_Exercise instructions_.
Take the records underneath and set them down exactly.

_Recorded data_.
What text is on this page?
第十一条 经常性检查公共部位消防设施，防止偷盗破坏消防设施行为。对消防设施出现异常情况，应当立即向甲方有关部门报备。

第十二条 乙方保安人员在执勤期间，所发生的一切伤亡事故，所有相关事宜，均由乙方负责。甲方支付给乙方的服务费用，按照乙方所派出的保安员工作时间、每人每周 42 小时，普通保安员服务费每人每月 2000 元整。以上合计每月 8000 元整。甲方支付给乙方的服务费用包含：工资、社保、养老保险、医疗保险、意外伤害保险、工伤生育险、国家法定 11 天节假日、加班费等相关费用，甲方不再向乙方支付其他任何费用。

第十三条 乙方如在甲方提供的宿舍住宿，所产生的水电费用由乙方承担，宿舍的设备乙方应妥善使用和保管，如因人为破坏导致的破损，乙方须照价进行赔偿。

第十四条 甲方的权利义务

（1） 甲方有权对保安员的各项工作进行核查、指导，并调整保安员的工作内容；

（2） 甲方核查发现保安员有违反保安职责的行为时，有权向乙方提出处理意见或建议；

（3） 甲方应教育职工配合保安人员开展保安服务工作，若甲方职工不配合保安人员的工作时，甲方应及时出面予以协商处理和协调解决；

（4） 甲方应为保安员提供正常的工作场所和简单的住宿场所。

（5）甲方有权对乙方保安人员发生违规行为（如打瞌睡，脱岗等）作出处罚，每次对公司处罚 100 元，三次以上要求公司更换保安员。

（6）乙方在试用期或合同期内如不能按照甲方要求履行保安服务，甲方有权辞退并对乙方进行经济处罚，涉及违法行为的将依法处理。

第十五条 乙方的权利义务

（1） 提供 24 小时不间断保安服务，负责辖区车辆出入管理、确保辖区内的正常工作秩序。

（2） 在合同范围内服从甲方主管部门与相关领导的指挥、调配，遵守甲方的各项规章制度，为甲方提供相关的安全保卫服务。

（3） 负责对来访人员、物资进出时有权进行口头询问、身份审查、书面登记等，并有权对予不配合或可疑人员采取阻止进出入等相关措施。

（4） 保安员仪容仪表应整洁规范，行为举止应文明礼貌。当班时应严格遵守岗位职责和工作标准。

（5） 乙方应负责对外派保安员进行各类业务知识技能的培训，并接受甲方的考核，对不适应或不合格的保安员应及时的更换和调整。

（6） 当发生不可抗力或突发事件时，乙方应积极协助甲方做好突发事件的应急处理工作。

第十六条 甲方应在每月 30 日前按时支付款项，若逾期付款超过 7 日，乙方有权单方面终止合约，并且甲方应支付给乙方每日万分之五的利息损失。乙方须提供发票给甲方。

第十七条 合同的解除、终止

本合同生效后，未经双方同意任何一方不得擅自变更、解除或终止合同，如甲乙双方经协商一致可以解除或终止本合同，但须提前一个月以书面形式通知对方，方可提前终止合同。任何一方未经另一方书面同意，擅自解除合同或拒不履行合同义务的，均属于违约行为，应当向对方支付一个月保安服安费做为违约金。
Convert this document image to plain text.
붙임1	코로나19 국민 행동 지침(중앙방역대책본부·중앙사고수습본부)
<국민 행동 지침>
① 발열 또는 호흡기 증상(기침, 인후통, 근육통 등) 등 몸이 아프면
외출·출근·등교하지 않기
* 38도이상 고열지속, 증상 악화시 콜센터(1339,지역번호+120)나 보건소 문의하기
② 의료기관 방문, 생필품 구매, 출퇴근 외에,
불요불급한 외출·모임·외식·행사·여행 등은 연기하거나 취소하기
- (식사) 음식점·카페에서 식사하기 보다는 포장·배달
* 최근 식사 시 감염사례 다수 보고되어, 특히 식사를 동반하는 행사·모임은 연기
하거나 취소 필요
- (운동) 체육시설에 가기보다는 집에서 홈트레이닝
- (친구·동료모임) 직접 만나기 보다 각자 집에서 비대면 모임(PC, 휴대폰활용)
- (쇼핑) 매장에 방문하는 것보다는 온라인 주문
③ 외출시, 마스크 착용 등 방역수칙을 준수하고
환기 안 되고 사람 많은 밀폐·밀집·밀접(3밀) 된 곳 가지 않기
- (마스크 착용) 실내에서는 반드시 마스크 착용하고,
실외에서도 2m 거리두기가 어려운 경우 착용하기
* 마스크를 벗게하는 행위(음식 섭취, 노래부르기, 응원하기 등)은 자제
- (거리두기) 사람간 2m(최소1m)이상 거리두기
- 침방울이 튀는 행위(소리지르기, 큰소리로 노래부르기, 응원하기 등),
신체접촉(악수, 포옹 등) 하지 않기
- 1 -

_Expected answer_.
What text is on this page?
第十一条 经常性检查公共部位消防设施，防止偷盗破坏消防设施行为。对消防设施出现异常情况，应当立即向甲方有关部门报备。

第十二条 乙方保安人员在执勤期间，所发生的一切伤亡事故，所有相关事宜，均由乙方负责。甲方支付给乙方的服务费用，按照乙方所派出的保安员工作时间、每人每周 42 小时，普通保安员服务费每人每月 2000 元整。以上合计每月 8000 元整。甲方支付给乙方的服务费用包含：工资、社保、养老保险、医疗保险、意外伤害保险、工伤生育险、国家法定 11 天节假日、加班费等相关费用，甲方不再向乙方支付其他任何费用。

第十三条 乙方如在甲方提供的宿舍住宿，所产生的水电费用由乙方承担，宿舍的设备乙方应妥善使用和保管，如因人为破坏导致的破损，乙方须照价进行赔偿。

第十四条 甲方的权利义务

（1） 甲方有权对保安员的各项工作进行核查、指导，并调整保安员的工作内容；

（2） 甲方核查发现保安员有违反保安职责的行为时，有权向乙方提出处理意见或建议；

（3） 甲方应教育职工配合保安人员开展保安服务工作，若甲方职工不配合保安人员的工作时，甲方应及时出面予以协商处理和协调解决；

（4） 甲方应为保安员提供正常的工作场所和简单的住宿场所。

（5）甲方有权对乙方保安人员发生违规行为（如打瞌睡，脱岗等）作出处罚，每次对公司处罚 100 元，三次以上要求公司更换保安员。

（6）乙方在试用期或合同期内如不能按照甲方要求履行保安服务，甲方有权辞退并对乙方进行经济处罚，涉及违法行为的将依法处理。

第十五条 乙方的权利义务

（1） 提供 24 小时不间断保安服务，负责辖区车辆出入管理、确保辖区内的正常工作秩序。

（2） 在合同范围内服从甲方主管部门与相关领导的指挥、调配，遵守甲方的各项规章制度，为甲方提供相关的安全保卫服务。

（3） 负责对来访人员、物资进出时有权进行口头询问、身份审查、书面登记等，并有权对予不配合或可疑人员采取阻止进出入等相关措施。

（4） 保安员仪容仪表应整洁规范，行为举止应文明礼貌。当班时应严格遵守岗位职责和工作标准。

（5） 乙方应负责对外派保安员进行各类业务知识技能的培训，并接受甲方的考核，对不适应或不合格的保安员应及时的更换和调整。

（6） 当发生不可抗力或突发事件时，乙方应积极协助甲方做好突发事件的应急处理工作。

第十六条 甲方应在每月 30 日前按时支付款项，若逾期付款超过 7 日，乙方有权单方面终止合约，并且甲方应支付给乙方每日万分之五的利息损失。乙方须提供发票给甲方。

第十七条 合同的解除、终止

本合同生效后，未经双方同意任何一方不得擅自变更、解除或终止合同，如甲乙双方经协商一致可以解除或终止本合同，但须提前一个月以书面形式通知对方，方可提前终止合同。任何一方未经另一方书面同意，擅自解除合同或拒不履行合同义务的，均属于违约行为，应当向对方支付一个月保安服安费做为违约金。
Convert this document image to plain text.
붙임1	코로나19 국민 행동 지침(중앙방역대책본부·중앙사고수습본부)
<국민 행동 지침>
① 발열 또는 호흡기 증상(기침, 인후통, 근육통 등) 등 몸이 아프면
외출·출근·등교하지 않기
* 38도이상 고열지속, 증상 악화시 콜센터(1339,지역번호+120)나 보건소 문의하기
② 의료기관 방문, 생필품 구매, 출퇴근 외에,
불요불급한 외출·모임·외식·행사·여행 등은 연기하거나 취소하기
- (식사) 음식점·카페에서 식사하기 보다는 포장·배달
* 최근 식사 시 감염사례 다수 보고되어, 특히 식사를 동반하는 행사·모임은 연기
하거나 취소 필요
- (운동) 체육시설에 가기보다는 집에서 홈트레이닝
- (친구·동료모임) 직접 만나기 보다 각자 집에서 비대면 모임(PC, 휴대폰활용)
- (쇼핑) 매장에 방문하는 것보다는 온라인 주문
③ 외출시, 마스크 착용 등 방역수칙을 준수하고
환기 안 되고 사람 많은 밀폐·밀집·밀접(3밀) 된 곳 가지 않기
- (마스크 착용) 실내에서는 반드시 마스크 착용하고,
실외에서도 2m 거리두기가 어려운 경우 착용하기
* 마스크를 벗게하는 행위(음식 섭취, 노래부르기, 응원하기 등)은 자제
- (거리두기) 사람간 2m(최소1m)이상 거리두기
- 침방울이 튀는 행위(소리지르기, 큰소리로 노래부르기, 응원하기 등),
신체접촉(악수, 포옹 등) 하지 않기
- 1 -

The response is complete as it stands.